▶ [DIRECTIVE]:
Reproduce the material exactly, omitting nothing.

-- START RECORDS SHOWN --

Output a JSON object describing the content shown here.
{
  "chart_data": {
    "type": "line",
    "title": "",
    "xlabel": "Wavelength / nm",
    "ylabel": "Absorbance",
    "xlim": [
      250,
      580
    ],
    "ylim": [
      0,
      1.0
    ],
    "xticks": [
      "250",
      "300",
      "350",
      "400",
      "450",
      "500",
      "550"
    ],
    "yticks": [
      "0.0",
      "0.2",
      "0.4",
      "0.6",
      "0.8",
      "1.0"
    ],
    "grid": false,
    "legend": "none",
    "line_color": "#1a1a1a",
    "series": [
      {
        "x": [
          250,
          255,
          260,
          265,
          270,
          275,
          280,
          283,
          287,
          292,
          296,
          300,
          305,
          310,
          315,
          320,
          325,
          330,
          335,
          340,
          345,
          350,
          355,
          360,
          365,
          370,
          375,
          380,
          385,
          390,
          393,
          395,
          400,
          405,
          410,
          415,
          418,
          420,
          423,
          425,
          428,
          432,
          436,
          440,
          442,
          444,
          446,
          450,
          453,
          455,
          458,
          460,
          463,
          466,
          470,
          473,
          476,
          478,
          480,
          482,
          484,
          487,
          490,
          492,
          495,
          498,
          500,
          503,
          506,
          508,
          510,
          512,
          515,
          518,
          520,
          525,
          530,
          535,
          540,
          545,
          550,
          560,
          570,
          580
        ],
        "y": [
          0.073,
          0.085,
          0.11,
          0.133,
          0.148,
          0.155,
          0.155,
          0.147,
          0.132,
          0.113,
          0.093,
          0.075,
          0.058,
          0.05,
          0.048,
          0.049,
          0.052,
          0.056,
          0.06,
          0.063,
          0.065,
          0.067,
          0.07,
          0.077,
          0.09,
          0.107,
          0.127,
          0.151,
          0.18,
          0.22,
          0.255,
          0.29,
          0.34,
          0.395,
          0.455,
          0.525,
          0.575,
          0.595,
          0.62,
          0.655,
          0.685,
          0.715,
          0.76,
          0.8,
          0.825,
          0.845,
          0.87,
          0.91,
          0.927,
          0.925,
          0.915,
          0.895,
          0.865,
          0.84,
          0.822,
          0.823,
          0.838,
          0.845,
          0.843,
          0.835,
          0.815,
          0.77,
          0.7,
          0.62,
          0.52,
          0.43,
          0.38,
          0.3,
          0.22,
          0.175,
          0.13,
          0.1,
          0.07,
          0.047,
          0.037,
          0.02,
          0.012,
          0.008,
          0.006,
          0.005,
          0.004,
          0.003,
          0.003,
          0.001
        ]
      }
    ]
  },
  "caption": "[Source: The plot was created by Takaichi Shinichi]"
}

-- END RECORDS SHOWN --

▶ [WORKED SOLUTION]:
Output a JSON object describing the content shown here.
{
  "chart_data": {
    "type": "line",
    "title": "",
    "xlabel": "Wavelength / nm",
    "ylabel": "Absorbance",
    "xlim": [
      250,
      580
    ],
    "ylim": [
      0,
      1.0
    ],
    "xticks": [
      "250",
      "300",
      "350",
      "400",
      "450",
      "500",
      "550"
    ],
    "yticks": [
      "0.0",
      "0.2",
      "0.4",
      "0.6",
      "0.8",
      "1.0"
    ],
    "grid": false,
    "legend": "none",
    "line_color": "#1a1a1a",
    "series": [
      {
        "x": [
          250,
          255,
          260,
          265,
          270,
          275,
          280,
          283,
          287,
          292,
          296,
          300,
          305,
          310,
          315,
          320,
          325,
          330,
          335,
          340,
          345,
          350,
          355,
          360,
          365,
          370,
          375,
          380,
          385,
          390,
          393,
          395,
          400,
          405,
          410,
          415,
          418,
          420,
          423,
          425,
          428,
          432,
          436,
          440,
          442,
          444,
          446,
          450,
          453,
          455,
          458,
          460,
          463,
          466,
          470,
          473,
          476,
          478,
          480,
          482,
          484,
          487,
          490,
          492,
          495,
          498,
          500,
          503,
          506,
          508,
          510,
          512,
          515,
          518,
          520,
          525,
          530,
          535,
          540,
          545,
          550,
          560,
          570,
          580
        ],
        "y": [
          0.073,
          0.085,
          0.11,
          0.133,
          0.148,
          0.155,
          0.155,
          0.147,
          0.132,
          0.113,
          0.093,
          0.075,
          0.058,
          0.05,
          0.048,
          0.049,
          0.052,
          0.056,
          0.06,
          0.063,
          0.065,
          0.067,
          0.07,
          0.077,
          0.09,
          0.107,
          0.127,
          0.151,
          0.18,
          0.22,
          0.255,
          0.29,
          0.34,
          0.395,
          0.455,
          0.525,
          0.575,
          0.595,
          0.62,
          0.655,
          0.685,
          0.715,
          0.76,
          0.8,
          0.825,
          0.845,
          0.87,
          0.91,
          0.927,
          0.925,
          0.915,
          0.895,
          0.865,
          0.84,
          0.822,
          0.823,
          0.838,
          0.845,
          0.843,
          0.835,
          0.815,
          0.77,
          0.7,
          0.62,
          0.52,
          0.43,
          0.38,
          0.3,
          0.22,
          0.175,
          0.13,
          0.1,
          0.07,
          0.047,
          0.037,
          0.02,
          0.012,
          0.008,
          0.006,
          0.005,
          0.004,
          0.003,
          0.003,
          0.001
        ]
      }
    ]
  },
  "caption": "[Source: The plot was created by Takaichi Shinichi]"
}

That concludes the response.